• **WHAT YOU NEED TO DO**:
1 – In the interview on responsible sourcing at M&S, what did the Fairtrade tea producers in Kenya say they would really love to do?
2 – Pick up the interview on responsible sourcing at M&S right after its last sentence and carry it on.

──────── EXTRACT PROVIDED

Oliver Balch talks to Louise Nicholls of Marks and Spencer about the task responsibly sourcing their products

Louise Nicholls has worked for Marks and Spencer (M&S) for over 20 years, and has been leading the retailer’s ethical trade programme for over a decade. She formed part of the small team that developed the company's ground-breaking Plan A, a 100-point, five-year plan to address a wide range of environmental and social issues. Louise was also instrumental in setting up the supplier data exchange initiative, Sedex. Much of her time is spent travelling the world to meet and interact with M&S’ global supply base. She will be speaking about impact measurement for responsible resourcing at this year's Responsible Business Summit.

Ethical Corporation: M&S is investing considerable finance and human resources in promoting responsible sourcing. What motivates this investment?

Louise Nicholls: If we work with workplaces that have really engaged employees, good management systems and safe working conditions, then the evidence shows a very clear set of business benefits. It [responsible business practice] reduces staff absenteeism and it’s often associated with higher productivity and quality too. So there is a clear win-win for us as a business.

We also know that the more we understand the supply chain, then the more opportunities open up to us as a business. End-to-end supply chain mapping helps us to become more efficient, for instance. It enables us to be much more resilient too because we understand where we source from and what the possible risks are. The ability to identify unique points of difference, as well as to explore new emerging products and new models of working also sets our business at an advantage.

EC: Can you give an example of how the company’s supply chain management approach has generated a new business opportunity?

LN: Sure. We have done lots to help our tea suppliers [in Kenya] to convert to Fairtrade, for example. During a visit to these Fairtrade producers, they told me that what they would really love to do was pack their tea and sell it to the African market. Out of that conversation, we came back and applied for a DFID [Department for International Development] grant and together we helped them establish a packing facility. As a result, they could sell their first packed-at-source tea. We then sold this in the UK, but they were also able to launch their own Fairtrade tea in the African market – a first for Africa.

EC: What would you define as the key components of M&S’ approach to responsible sourcing?

LNs: We have a three-point strategy essentially. The first is about building awareness. Whatever issue we’re looking at, it’s vital to set very clear standards and to communicate clearly about what we expect our suppliers to do. It’s about having some simple tools to help engage them. That’s where an initiative such as Sedex [a supplier data exchange] is so important. Sedex provides one common communication, which tells people what ethical trade is about and what suppliers have to do to comply.

The second element of our strategy revolves around building capacity. This has been massive for us. We don’t want suppliers to have the mindset, ‘we do this because our customers tells us to do this’. We want to take them on a journey so they can understand why responsible business is important to their business. One of the ways we do this is by running training programmes for workers to address the root cause of bad practice.

The final part centres on embedding good practice into how our suppliers and ourselves do business. This is about finding mechanisms to make responsible practices really business relevant. For example, we tell our people that every product must have a sustainability attribute by 2020, as defined by Plan A [M&S’s sustainability target-driven strategy]. We also have balance scorecards, where we give equal merit to sustainability performance as we do to commercial and technical improvements.

────────────────
──────── MATERIAL SHOWN

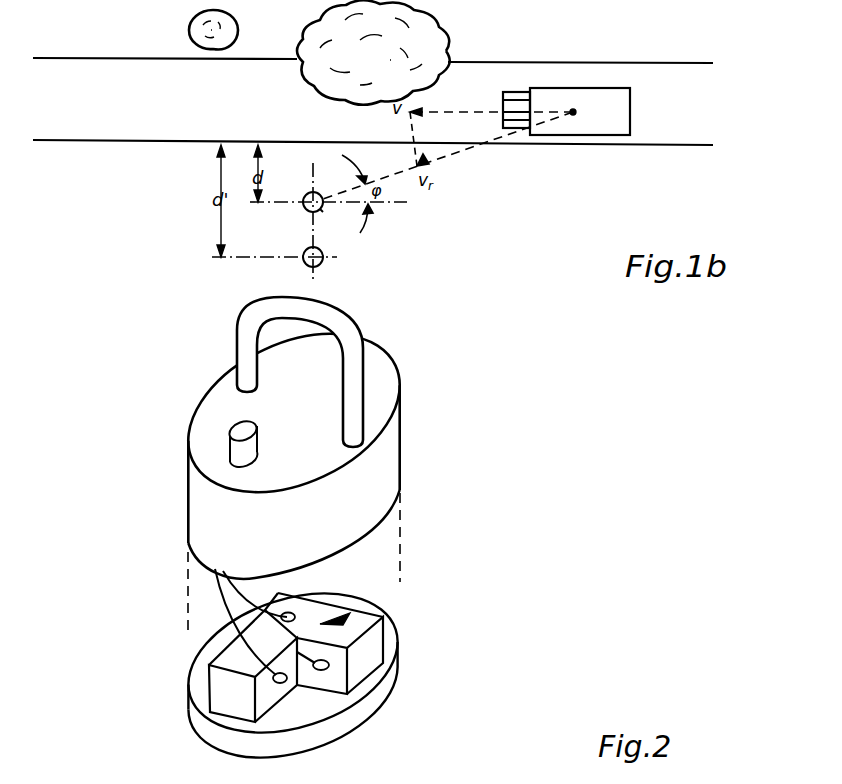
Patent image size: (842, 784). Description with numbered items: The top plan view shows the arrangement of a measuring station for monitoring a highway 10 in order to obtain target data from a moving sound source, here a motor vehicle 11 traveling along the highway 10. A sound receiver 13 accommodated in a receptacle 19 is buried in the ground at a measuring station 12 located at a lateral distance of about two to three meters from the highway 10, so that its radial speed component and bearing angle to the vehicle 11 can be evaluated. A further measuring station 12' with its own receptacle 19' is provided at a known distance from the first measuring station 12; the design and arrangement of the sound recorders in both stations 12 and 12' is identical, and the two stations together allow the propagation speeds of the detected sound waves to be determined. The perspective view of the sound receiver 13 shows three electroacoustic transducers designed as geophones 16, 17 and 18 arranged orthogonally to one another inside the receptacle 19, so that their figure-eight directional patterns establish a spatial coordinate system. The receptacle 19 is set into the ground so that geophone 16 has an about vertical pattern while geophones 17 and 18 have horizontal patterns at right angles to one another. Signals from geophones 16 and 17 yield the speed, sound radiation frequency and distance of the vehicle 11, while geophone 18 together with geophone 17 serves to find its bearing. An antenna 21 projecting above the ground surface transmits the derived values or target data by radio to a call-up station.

In FIG. 1b, the highway 10 is at (660, 127).
In FIG. 1b, the motor vehicle 11 is at (600, 125).
In FIG. 1b, the measuring station 12 is at (325, 181).
In FIG. 1b, the further measuring station 12' is at (257, 280).
In FIG. 2, the sound receiver 13 is at (348, 618).
In FIG. 2, the geophone 16 is at (292, 614).
In FIG. 2, the geophone 17 is at (274, 681).
In FIG. 2, the geophone 18 is at (327, 669).
In FIG. 1b, the receptacle 19 is at (278, 222).
In FIG. 2, the receptacle 19 is at (320, 438).
In FIG. 1b, the receptacle 19' is at (361, 275).
In FIG. 1b, the antenna 21 is at (323, 208).
In FIG. 2, the antenna 21 is at (238, 435).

────────────────

• **EXPECTED RESULTS**:
1 – They wanted to pack their tea and sell it to the African market.

2 –
EC: What advice would you give to others when it comes to engaging suppliers on the need for responsible business?  

LN: First, be really clear about what the requirements are. Keep it simple and clarify the ways of working so people are encouraged to participate. It’s imperative to build trust with suppliers at the outset as well. If not, you run the risk of suppliers hiding information and telling us what they think we want to hear. Another thing we’ve learnt relates to data paralysis. Asking for too much information can leave you unable to see the wood for the trees. So it’s about being really targeted about what data it is that you want, and then being clear on how you’re going to proactively use it to drive something forward.

EC: M&S is involved in a wide range of industry and cross-sector initiatives to promote responsible sourcing. Why do you see collaboration in this space as so important?

LN: It’s partly about leveraging. M&S is actually quite a small retailer globally so collaborating allows us to move at a faster pace. Partnerships enable us to identify common areas of alignment. Collectively, we can then put all our energy into driving action around these areas in a much harder and faster way than we could on our own.

Collaboration works best when there is less talk and more action. People work much better when they are learning together as well. In that vein, it’s important to recognise when some collaborations have run their course. Collaborations are often good for a period of time, but sometimes they can grow a little stale. You shouldn’t keep pushing at something that’s no longer working. 

EC: You’ll be speaking about responsible sourcing at the 2014 Responsible Business Summit on 20th May. What are you hoping to get out of the event? 

LN: I’ll be looking to share information, best practice and exchange ideas with contemporaries and leaders in sustainability. The scale and ambition of Plan A cannot be achieved by M&S acting alone, therefore events like this offer us the opportunity to learn from and collaborate with others that are facing similar challenges.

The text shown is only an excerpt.